▶ _TASK TO COMPLETE_:
Return the listing below exactly, with the pictures dropped.

[Extracted data entries]
>>>>

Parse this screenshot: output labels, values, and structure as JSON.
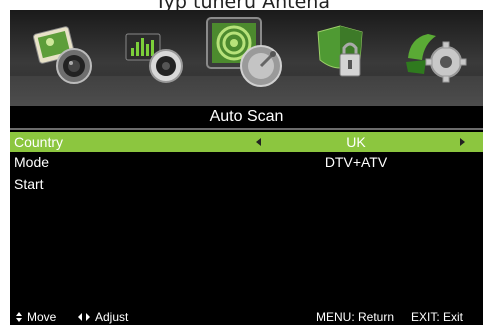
{
  "caption": "Typ tuneru Antena",
  "menu_icons": [
    {
      "name": "picture-icon",
      "selected": false
    },
    {
      "name": "sound-icon",
      "selected": false
    },
    {
      "name": "channel-icon",
      "selected": true
    },
    {
      "name": "lock-icon",
      "selected": false
    },
    {
      "name": "setup-icon",
      "selected": false
    }
  ],
  "page_title": "Auto Scan",
  "rows": [
    {
      "label": "Country",
      "value": "UK",
      "highlight": true
    },
    {
      "label": "Mode",
      "value": "DTV+ATV",
      "highlight": false
    },
    {
      "label": "Start",
      "value": "",
      "highlight": false
    }
  ],
  "footer": {
    "move": "Move",
    "adjust": "Adjust",
    "menu_return": "MENU: Return",
    "exit": "EXIT: Exit"
  },
  "colors": {
    "highlight": "#8cc63f",
    "background": "#000000",
    "text": "#ffffff"
  }
}
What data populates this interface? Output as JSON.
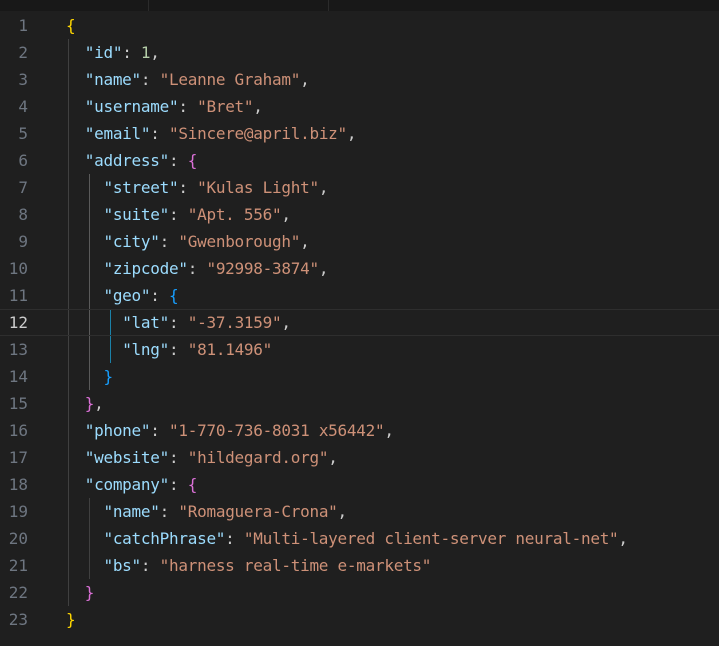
{
  "editor": {
    "active_line": 12,
    "lines": [
      {
        "n": "1",
        "tokens": [
          {
            "t": "{",
            "c": "b1"
          }
        ]
      },
      {
        "n": "2",
        "tokens": [
          {
            "t": "  "
          },
          {
            "t": "\"id\"",
            "c": "key"
          },
          {
            "t": ": "
          },
          {
            "t": "1",
            "c": "num"
          },
          {
            "t": ","
          }
        ]
      },
      {
        "n": "3",
        "tokens": [
          {
            "t": "  "
          },
          {
            "t": "\"name\"",
            "c": "key"
          },
          {
            "t": ": "
          },
          {
            "t": "\"Leanne Graham\"",
            "c": "str"
          },
          {
            "t": ","
          }
        ]
      },
      {
        "n": "4",
        "tokens": [
          {
            "t": "  "
          },
          {
            "t": "\"username\"",
            "c": "key"
          },
          {
            "t": ": "
          },
          {
            "t": "\"Bret\"",
            "c": "str"
          },
          {
            "t": ","
          }
        ]
      },
      {
        "n": "5",
        "tokens": [
          {
            "t": "  "
          },
          {
            "t": "\"email\"",
            "c": "key"
          },
          {
            "t": ": "
          },
          {
            "t": "\"Sincere@april.biz\"",
            "c": "str"
          },
          {
            "t": ","
          }
        ]
      },
      {
        "n": "6",
        "tokens": [
          {
            "t": "  "
          },
          {
            "t": "\"address\"",
            "c": "key"
          },
          {
            "t": ": "
          },
          {
            "t": "{",
            "c": "b2"
          }
        ]
      },
      {
        "n": "7",
        "tokens": [
          {
            "t": "    "
          },
          {
            "t": "\"street\"",
            "c": "key"
          },
          {
            "t": ": "
          },
          {
            "t": "\"Kulas Light\"",
            "c": "str"
          },
          {
            "t": ","
          }
        ]
      },
      {
        "n": "8",
        "tokens": [
          {
            "t": "    "
          },
          {
            "t": "\"suite\"",
            "c": "key"
          },
          {
            "t": ": "
          },
          {
            "t": "\"Apt. 556\"",
            "c": "str"
          },
          {
            "t": ","
          }
        ]
      },
      {
        "n": "9",
        "tokens": [
          {
            "t": "    "
          },
          {
            "t": "\"city\"",
            "c": "key"
          },
          {
            "t": ": "
          },
          {
            "t": "\"Gwenborough\"",
            "c": "str"
          },
          {
            "t": ","
          }
        ]
      },
      {
        "n": "10",
        "tokens": [
          {
            "t": "    "
          },
          {
            "t": "\"zipcode\"",
            "c": "key"
          },
          {
            "t": ": "
          },
          {
            "t": "\"92998-3874\"",
            "c": "str"
          },
          {
            "t": ","
          }
        ]
      },
      {
        "n": "11",
        "tokens": [
          {
            "t": "    "
          },
          {
            "t": "\"geo\"",
            "c": "key"
          },
          {
            "t": ": "
          },
          {
            "t": "{",
            "c": "b3"
          }
        ]
      },
      {
        "n": "12",
        "tokens": [
          {
            "t": "      "
          },
          {
            "t": "\"lat\"",
            "c": "key"
          },
          {
            "t": ": "
          },
          {
            "t": "\"-37.3159\"",
            "c": "str"
          },
          {
            "t": ","
          }
        ]
      },
      {
        "n": "13",
        "tokens": [
          {
            "t": "      "
          },
          {
            "t": "\"lng\"",
            "c": "key"
          },
          {
            "t": ": "
          },
          {
            "t": "\"81.1496\"",
            "c": "str"
          }
        ]
      },
      {
        "n": "14",
        "tokens": [
          {
            "t": "    "
          },
          {
            "t": "}",
            "c": "b3"
          }
        ]
      },
      {
        "n": "15",
        "tokens": [
          {
            "t": "  "
          },
          {
            "t": "}",
            "c": "b2"
          },
          {
            "t": ","
          }
        ]
      },
      {
        "n": "16",
        "tokens": [
          {
            "t": "  "
          },
          {
            "t": "\"phone\"",
            "c": "key"
          },
          {
            "t": ": "
          },
          {
            "t": "\"1-770-736-8031 x56442\"",
            "c": "str"
          },
          {
            "t": ","
          }
        ]
      },
      {
        "n": "17",
        "tokens": [
          {
            "t": "  "
          },
          {
            "t": "\"website\"",
            "c": "key"
          },
          {
            "t": ": "
          },
          {
            "t": "\"hildegard.org\"",
            "c": "str"
          },
          {
            "t": ","
          }
        ]
      },
      {
        "n": "18",
        "tokens": [
          {
            "t": "  "
          },
          {
            "t": "\"company\"",
            "c": "key"
          },
          {
            "t": ": "
          },
          {
            "t": "{",
            "c": "b2"
          }
        ]
      },
      {
        "n": "19",
        "tokens": [
          {
            "t": "    "
          },
          {
            "t": "\"name\"",
            "c": "key"
          },
          {
            "t": ": "
          },
          {
            "t": "\"Romaguera-Crona\"",
            "c": "str"
          },
          {
            "t": ","
          }
        ]
      },
      {
        "n": "20",
        "tokens": [
          {
            "t": "    "
          },
          {
            "t": "\"catchPhrase\"",
            "c": "key"
          },
          {
            "t": ": "
          },
          {
            "t": "\"Multi-layered client-server neural-net\"",
            "c": "str"
          },
          {
            "t": ","
          }
        ]
      },
      {
        "n": "21",
        "tokens": [
          {
            "t": "    "
          },
          {
            "t": "\"bs\"",
            "c": "key"
          },
          {
            "t": ": "
          },
          {
            "t": "\"harness real-time e-markets\"",
            "c": "str"
          }
        ]
      },
      {
        "n": "22",
        "tokens": [
          {
            "t": "  "
          },
          {
            "t": "}",
            "c": "b2"
          }
        ]
      },
      {
        "n": "23",
        "tokens": [
          {
            "t": "}",
            "c": "b1"
          }
        ]
      }
    ]
  },
  "colors": {
    "background": "#1f1f1f",
    "key": "#9cdcfe",
    "string": "#ce9178",
    "number": "#b5cea8",
    "bracket_level_1": "#ffd700",
    "bracket_level_2": "#da70d6",
    "bracket_level_3": "#179fff",
    "line_number": "#6e7681"
  }
}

<<<<

▶ _RESPONSE TO THIS TASK_:
Parse this screenshot: output labels, values, and structure as JSON.
{
  "caption": "Typ tuneru Antena",
  "menu_icons": [
    {
      "name": "picture-icon",
      "selected": false
    },
    {
      "name": "sound-icon",
      "selected": false
    },
    {
      "name": "channel-icon",
      "selected": true
    },
    {
      "name": "lock-icon",
      "selected": false
    },
    {
      "name": "setup-icon",
      "selected": false
    }
  ],
  "page_title": "Auto Scan",
  "rows": [
    {
      "label": "Country",
      "value": "UK",
      "highlight": true
    },
    {
      "label": "Mode",
      "value": "DTV+ATV",
      "highlight": false
    },
    {
      "label": "Start",
      "value": "",
      "highlight": false
    }
  ],
  "footer": {
    "move": "Move",
    "adjust": "Adjust",
    "menu_return": "MENU: Return",
    "exit": "EXIT: Exit"
  },
  "colors": {
    "highlight": "#8cc63f",
    "background": "#000000",
    "text": "#ffffff"
  }
}
What data populates this interface? Output as JSON.
{
  "editor": {
    "active_line": 12,
    "lines": [
      {
        "n": "1",
        "tokens": [
          {
            "t": "{",
            "c": "b1"
          }
        ]
      },
      {
        "n": "2",
        "tokens": [
          {
            "t": "  "
          },
          {
            "t": "\"id\"",
            "c": "key"
          },
          {
            "t": ": "
          },
          {
            "t": "1",
            "c": "num"
          },
          {
            "t": ","
          }
        ]
      },
      {
        "n": "3",
        "tokens": [
          {
            "t": "  "
          },
          {
            "t": "\"name\"",
            "c": "key"
          },
          {
            "t": ": "
          },
          {
            "t": "\"Leanne Graham\"",
            "c": "str"
          },
          {
            "t": ","
          }
        ]
      },
      {
        "n": "4",
        "tokens": [
          {
            "t": "  "
          },
          {
            "t": "\"username\"",
            "c": "key"
          },
          {
            "t": ": "
          },
          {
            "t": "\"Bret\"",
            "c": "str"
          },
          {
            "t": ","
          }
        ]
      },
      {
        "n": "5",
        "tokens": [
          {
            "t": "  "
          },
          {
            "t": "\"email\"",
            "c": "key"
          },
          {
            "t": ": "
          },
          {
            "t": "\"Sincere@april.biz\"",
            "c": "str"
          },
          {
            "t": ","
          }
        ]
      },
      {
        "n": "6",
        "tokens": [
          {
            "t": "  "
          },
          {
            "t": "\"address\"",
            "c": "key"
          },
          {
            "t": ": "
          },
          {
            "t": "{",
            "c": "b2"
          }
        ]
      },
      {
        "n": "7",
        "tokens": [
          {
            "t": "    "
          },
          {
            "t": "\"street\"",
            "c": "key"
          },
          {
            "t": ": "
          },
          {
            "t": "\"Kulas Light\"",
            "c": "str"
          },
          {
            "t": ","
          }
        ]
      },
      {
        "n": "8",
        "tokens": [
          {
            "t": "    "
          },
          {
            "t": "\"suite\"",
            "c": "key"
          },
          {
            "t": ": "
          },
          {
            "t": "\"Apt. 556\"",
            "c": "str"
          },
          {
            "t": ","
          }
        ]
      },
      {
        "n": "9",
        "tokens": [
          {
            "t": "    "
          },
          {
            "t": "\"city\"",
            "c": "key"
          },
          {
            "t": ": "
          },
          {
            "t": "\"Gwenborough\"",
            "c": "str"
          },
          {
            "t": ","
          }
        ]
      },
      {
        "n": "10",
        "tokens": [
          {
            "t": "    "
          },
          {
            "t": "\"zipcode\"",
            "c": "key"
          },
          {
            "t": ": "
          },
          {
            "t": "\"92998-3874\"",
            "c": "str"
          },
          {
            "t": ","
          }
        ]
      },
      {
        "n": "11",
        "tokens": [
          {
            "t": "    "
          },
          {
            "t": "\"geo\"",
            "c": "key"
          },
          {
            "t": ": "
          },
          {
            "t": "{",
            "c": "b3"
          }
        ]
      },
      {
        "n": "12",
        "tokens": [
          {
            "t": "      "
          },
          {
            "t": "\"lat\"",
            "c": "key"
          },
          {
            "t": ": "
          },
          {
            "t": "\"-37.3159\"",
            "c": "str"
          },
          {
            "t": ","
          }
        ]
      },
      {
        "n": "13",
        "tokens": [
          {
            "t": "      "
          },
          {
            "t": "\"lng\"",
            "c": "key"
          },
          {
            "t": ": "
          },
          {
            "t": "\"81.1496\"",
            "c": "str"
          }
        ]
      },
      {
        "n": "14",
        "tokens": [
          {
            "t": "    "
          },
          {
            "t": "}",
            "c": "b3"
          }
        ]
      },
      {
        "n": "15",
        "tokens": [
          {
            "t": "  "
          },
          {
            "t": "}",
            "c": "b2"
          },
          {
            "t": ","
          }
        ]
      },
      {
        "n": "16",
        "tokens": [
          {
            "t": "  "
          },
          {
            "t": "\"phone\"",
            "c": "key"
          },
          {
            "t": ": "
          },
          {
            "t": "\"1-770-736-8031 x56442\"",
            "c": "str"
          },
          {
            "t": ","
          }
        ]
      },
      {
        "n": "17",
        "tokens": [
          {
            "t": "  "
          },
          {
            "t": "\"website\"",
            "c": "key"
          },
          {
            "t": ": "
          },
          {
            "t": "\"hildegard.org\"",
            "c": "str"
          },
          {
            "t": ","
          }
        ]
      },
      {
        "n": "18",
        "tokens": [
          {
            "t": "  "
          },
          {
            "t": "\"company\"",
            "c": "key"
          },
          {
            "t": ": "
          },
          {
            "t": "{",
            "c": "b2"
          }
        ]
      },
      {
        "n": "19",
        "tokens": [
          {
            "t": "    "
          },
          {
            "t": "\"name\"",
            "c": "key"
          },
          {
            "t": ": "
          },
          {
            "t": "\"Romaguera-Crona\"",
            "c": "str"
          },
          {
            "t": ","
          }
        ]
      },
      {
        "n": "20",
        "tokens": [
          {
            "t": "    "
          },
          {
            "t": "\"catchPhrase\"",
            "c": "key"
          },
          {
            "t": ": "
          },
          {
            "t": "\"Multi-layered client-server neural-net\"",
            "c": "str"
          },
          {
            "t": ","
          }
        ]
      },
      {
        "n": "21",
        "tokens": [
          {
            "t": "    "
          },
          {
            "t": "\"bs\"",
            "c": "key"
          },
          {
            "t": ": "
          },
          {
            "t": "\"harness real-time e-markets\"",
            "c": "str"
          }
        ]
      },
      {
        "n": "22",
        "tokens": [
          {
            "t": "  "
          },
          {
            "t": "}",
            "c": "b2"
          }
        ]
      },
      {
        "n": "23",
        "tokens": [
          {
            "t": "}",
            "c": "b1"
          }
        ]
      }
    ]
  },
  "colors": {
    "background": "#1f1f1f",
    "key": "#9cdcfe",
    "string": "#ce9178",
    "number": "#b5cea8",
    "bracket_level_1": "#ffd700",
    "bracket_level_2": "#da70d6",
    "bracket_level_3": "#179fff",
    "line_number": "#6e7681"
  }
}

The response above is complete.